■ Provided data ■
--------------------------------

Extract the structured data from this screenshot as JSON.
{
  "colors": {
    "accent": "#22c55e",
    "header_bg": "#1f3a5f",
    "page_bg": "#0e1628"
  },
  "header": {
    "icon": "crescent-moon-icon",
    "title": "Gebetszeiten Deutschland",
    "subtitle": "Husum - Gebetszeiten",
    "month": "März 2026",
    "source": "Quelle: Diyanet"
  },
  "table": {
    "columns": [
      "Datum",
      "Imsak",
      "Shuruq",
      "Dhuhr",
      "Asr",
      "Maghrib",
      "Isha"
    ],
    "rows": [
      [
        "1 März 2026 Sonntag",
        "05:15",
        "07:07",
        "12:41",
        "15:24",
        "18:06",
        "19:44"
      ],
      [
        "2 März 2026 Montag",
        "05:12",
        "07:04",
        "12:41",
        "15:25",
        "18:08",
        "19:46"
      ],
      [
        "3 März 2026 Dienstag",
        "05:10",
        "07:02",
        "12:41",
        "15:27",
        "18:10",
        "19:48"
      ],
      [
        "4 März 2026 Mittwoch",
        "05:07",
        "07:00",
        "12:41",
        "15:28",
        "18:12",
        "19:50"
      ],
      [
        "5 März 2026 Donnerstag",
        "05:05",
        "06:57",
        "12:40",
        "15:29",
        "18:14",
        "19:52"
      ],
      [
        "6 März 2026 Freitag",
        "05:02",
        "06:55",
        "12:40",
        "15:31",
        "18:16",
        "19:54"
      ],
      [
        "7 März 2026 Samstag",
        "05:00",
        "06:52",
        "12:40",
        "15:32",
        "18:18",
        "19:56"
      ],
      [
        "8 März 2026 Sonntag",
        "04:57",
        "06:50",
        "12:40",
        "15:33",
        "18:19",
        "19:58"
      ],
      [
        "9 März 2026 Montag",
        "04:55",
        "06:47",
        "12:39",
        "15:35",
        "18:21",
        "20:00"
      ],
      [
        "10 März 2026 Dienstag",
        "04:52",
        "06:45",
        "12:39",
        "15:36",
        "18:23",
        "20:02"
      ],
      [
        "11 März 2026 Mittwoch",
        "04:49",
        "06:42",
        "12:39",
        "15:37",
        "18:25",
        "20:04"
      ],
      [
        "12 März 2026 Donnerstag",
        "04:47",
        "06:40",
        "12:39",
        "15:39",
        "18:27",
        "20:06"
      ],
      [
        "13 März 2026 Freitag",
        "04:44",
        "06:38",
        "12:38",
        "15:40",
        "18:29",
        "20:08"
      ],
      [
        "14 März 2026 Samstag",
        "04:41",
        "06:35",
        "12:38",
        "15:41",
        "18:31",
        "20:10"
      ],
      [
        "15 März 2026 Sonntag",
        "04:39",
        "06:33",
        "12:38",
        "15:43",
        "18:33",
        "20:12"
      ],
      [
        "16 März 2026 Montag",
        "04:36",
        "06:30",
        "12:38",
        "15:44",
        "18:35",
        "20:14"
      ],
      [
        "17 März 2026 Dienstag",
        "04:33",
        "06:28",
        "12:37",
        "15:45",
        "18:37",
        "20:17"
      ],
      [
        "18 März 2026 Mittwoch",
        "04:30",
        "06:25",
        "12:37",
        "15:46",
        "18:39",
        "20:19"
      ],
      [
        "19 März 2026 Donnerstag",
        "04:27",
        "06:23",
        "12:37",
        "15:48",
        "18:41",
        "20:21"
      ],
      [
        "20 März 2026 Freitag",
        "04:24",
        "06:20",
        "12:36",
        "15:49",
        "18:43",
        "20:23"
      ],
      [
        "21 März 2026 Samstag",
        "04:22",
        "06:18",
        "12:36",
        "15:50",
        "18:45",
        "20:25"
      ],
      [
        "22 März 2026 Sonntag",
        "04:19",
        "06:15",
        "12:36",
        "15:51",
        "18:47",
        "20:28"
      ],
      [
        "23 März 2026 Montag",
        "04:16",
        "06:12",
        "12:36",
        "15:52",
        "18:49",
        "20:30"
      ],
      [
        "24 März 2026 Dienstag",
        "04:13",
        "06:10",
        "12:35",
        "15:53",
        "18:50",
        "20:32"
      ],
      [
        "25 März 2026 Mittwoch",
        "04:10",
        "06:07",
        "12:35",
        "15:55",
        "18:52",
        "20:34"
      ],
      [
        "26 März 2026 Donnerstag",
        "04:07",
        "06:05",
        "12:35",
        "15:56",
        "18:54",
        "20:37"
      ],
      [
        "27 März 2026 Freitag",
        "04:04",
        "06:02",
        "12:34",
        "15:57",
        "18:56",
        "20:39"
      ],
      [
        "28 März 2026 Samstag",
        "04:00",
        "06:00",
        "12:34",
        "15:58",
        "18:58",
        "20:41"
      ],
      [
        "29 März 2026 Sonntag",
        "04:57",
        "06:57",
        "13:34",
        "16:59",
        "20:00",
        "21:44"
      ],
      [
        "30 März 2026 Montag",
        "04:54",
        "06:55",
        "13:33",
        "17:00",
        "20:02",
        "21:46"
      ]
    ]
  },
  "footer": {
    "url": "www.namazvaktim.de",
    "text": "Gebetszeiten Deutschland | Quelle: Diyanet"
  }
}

--------------------------------

■ Aim of the task ■
Give the entries again in full, exactly as they are written.

■ Exercise response ■
Extract the structured data from this screenshot as JSON.
{
  "colors": {
    "accent": "#22c55e",
    "header_bg": "#1f3a5f",
    "page_bg": "#0e1628"
  },
  "header": {
    "icon": "crescent-moon-icon",
    "title": "Gebetszeiten Deutschland",
    "subtitle": "Husum - Gebetszeiten",
    "month": "März 2026",
    "source": "Quelle: Diyanet"
  },
  "table": {
    "columns": [
      "Datum",
      "Imsak",
      "Shuruq",
      "Dhuhr",
      "Asr",
      "Maghrib",
      "Isha"
    ],
    "rows": [
      [
        "1 März 2026 Sonntag",
        "05:15",
        "07:07",
        "12:41",
        "15:24",
        "18:06",
        "19:44"
      ],
      [
        "2 März 2026 Montag",
        "05:12",
        "07:04",
        "12:41",
        "15:25",
        "18:08",
        "19:46"
      ],
      [
        "3 März 2026 Dienstag",
        "05:10",
        "07:02",
        "12:41",
        "15:27",
        "18:10",
        "19:48"
      ],
      [
        "4 März 2026 Mittwoch",
        "05:07",
        "07:00",
        "12:41",
        "15:28",
        "18:12",
        "19:50"
      ],
      [
        "5 März 2026 Donnerstag",
        "05:05",
        "06:57",
        "12:40",
        "15:29",
        "18:14",
        "19:52"
      ],
      [
        "6 März 2026 Freitag",
        "05:02",
        "06:55",
        "12:40",
        "15:31",
        "18:16",
        "19:54"
      ],
      [
        "7 März 2026 Samstag",
        "05:00",
        "06:52",
        "12:40",
        "15:32",
        "18:18",
        "19:56"
      ],
      [
        "8 März 2026 Sonntag",
        "04:57",
        "06:50",
        "12:40",
        "15:33",
        "18:19",
        "19:58"
      ],
      [
        "9 März 2026 Montag",
        "04:55",
        "06:47",
        "12:39",
        "15:35",
        "18:21",
        "20:00"
      ],
      [
        "10 März 2026 Dienstag",
        "04:52",
        "06:45",
        "12:39",
        "15:36",
        "18:23",
        "20:02"
      ],
      [
        "11 März 2026 Mittwoch",
        "04:49",
        "06:42",
        "12:39",
        "15:37",
        "18:25",
        "20:04"
      ],
      [
        "12 März 2026 Donnerstag",
        "04:47",
        "06:40",
        "12:39",
        "15:39",
        "18:27",
        "20:06"
      ],
      [
        "13 März 2026 Freitag",
        "04:44",
        "06:38",
        "12:38",
        "15:40",
        "18:29",
        "20:08"
      ],
      [
        "14 März 2026 Samstag",
        "04:41",
        "06:35",
        "12:38",
        "15:41",
        "18:31",
        "20:10"
      ],
      [
        "15 März 2026 Sonntag",
        "04:39",
        "06:33",
        "12:38",
        "15:43",
        "18:33",
        "20:12"
      ],
      [
        "16 März 2026 Montag",
        "04:36",
        "06:30",
        "12:38",
        "15:44",
        "18:35",
        "20:14"
      ],
      [
        "17 März 2026 Dienstag",
        "04:33",
        "06:28",
        "12:37",
        "15:45",
        "18:37",
        "20:17"
      ],
      [
        "18 März 2026 Mittwoch",
        "04:30",
        "06:25",
        "12:37",
        "15:46",
        "18:39",
        "20:19"
      ],
      [
        "19 März 2026 Donnerstag",
        "04:27",
        "06:23",
        "12:37",
        "15:48",
        "18:41",
        "20:21"
      ],
      [
        "20 März 2026 Freitag",
        "04:24",
        "06:20",
        "12:36",
        "15:49",
        "18:43",
        "20:23"
      ],
      [
        "21 März 2026 Samstag",
        "04:22",
        "06:18",
        "12:36",
        "15:50",
        "18:45",
        "20:25"
      ],
      [
        "22 März 2026 Sonntag",
        "04:19",
        "06:15",
        "12:36",
        "15:51",
        "18:47",
        "20:28"
      ],
      [
        "23 März 2026 Montag",
        "04:16",
        "06:12",
        "12:36",
        "15:52",
        "18:49",
        "20:30"
      ],
      [
        "24 März 2026 Dienstag",
        "04:13",
        "06:10",
        "12:35",
        "15:53",
        "18:50",
        "20:32"
      ],
      [
        "25 März 2026 Mittwoch",
        "04:10",
        "06:07",
        "12:35",
        "15:55",
        "18:52",
        "20:34"
      ],
      [
        "26 März 2026 Donnerstag",
        "04:07",
        "06:05",
        "12:35",
        "15:56",
        "18:54",
        "20:37"
      ],
      [
        "27 März 2026 Freitag",
        "04:04",
        "06:02",
        "12:34",
        "15:57",
        "18:56",
        "20:39"
      ],
      [
        "28 März 2026 Samstag",
        "04:00",
        "06:00",
        "12:34",
        "15:58",
        "18:58",
        "20:41"
      ],
      [
        "29 März 2026 Sonntag",
        "04:57",
        "06:57",
        "13:34",
        "16:59",
        "20:00",
        "21:44"
      ],
      [
        "30 März 2026 Montag",
        "04:54",
        "06:55",
        "13:33",
        "17:00",
        "20:02",
        "21:46"
      ]
    ]
  },
  "footer": {
    "url": "www.namazvaktim.de",
    "text": "Gebetszeiten Deutschland | Quelle: Diyanet"
  }
}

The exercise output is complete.